= Given data =
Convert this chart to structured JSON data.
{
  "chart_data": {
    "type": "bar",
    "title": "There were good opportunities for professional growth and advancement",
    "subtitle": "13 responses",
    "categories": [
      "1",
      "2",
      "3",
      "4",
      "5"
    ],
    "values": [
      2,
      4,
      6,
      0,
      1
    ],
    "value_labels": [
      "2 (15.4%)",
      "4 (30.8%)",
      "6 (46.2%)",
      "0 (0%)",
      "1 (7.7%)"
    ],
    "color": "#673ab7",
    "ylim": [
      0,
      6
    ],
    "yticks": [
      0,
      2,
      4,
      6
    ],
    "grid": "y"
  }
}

= Task brief =
Write out the whole listing again, exactly as it stands.

= Expected answer =
Convert this chart to structured JSON data.
{
  "chart_data": {
    "type": "bar",
    "title": "There were good opportunities for professional growth and advancement",
    "subtitle": "13 responses",
    "categories": [
      "1",
      "2",
      "3",
      "4",
      "5"
    ],
    "values": [
      2,
      4,
      6,
      0,
      1
    ],
    "value_labels": [
      "2 (15.4%)",
      "4 (30.8%)",
      "6 (46.2%)",
      "0 (0%)",
      "1 (7.7%)"
    ],
    "color": "#673ab7",
    "ylim": [
      0,
      6
    ],
    "yticks": [
      0,
      2,
      4,
      6
    ],
    "grid": "y"
  }
}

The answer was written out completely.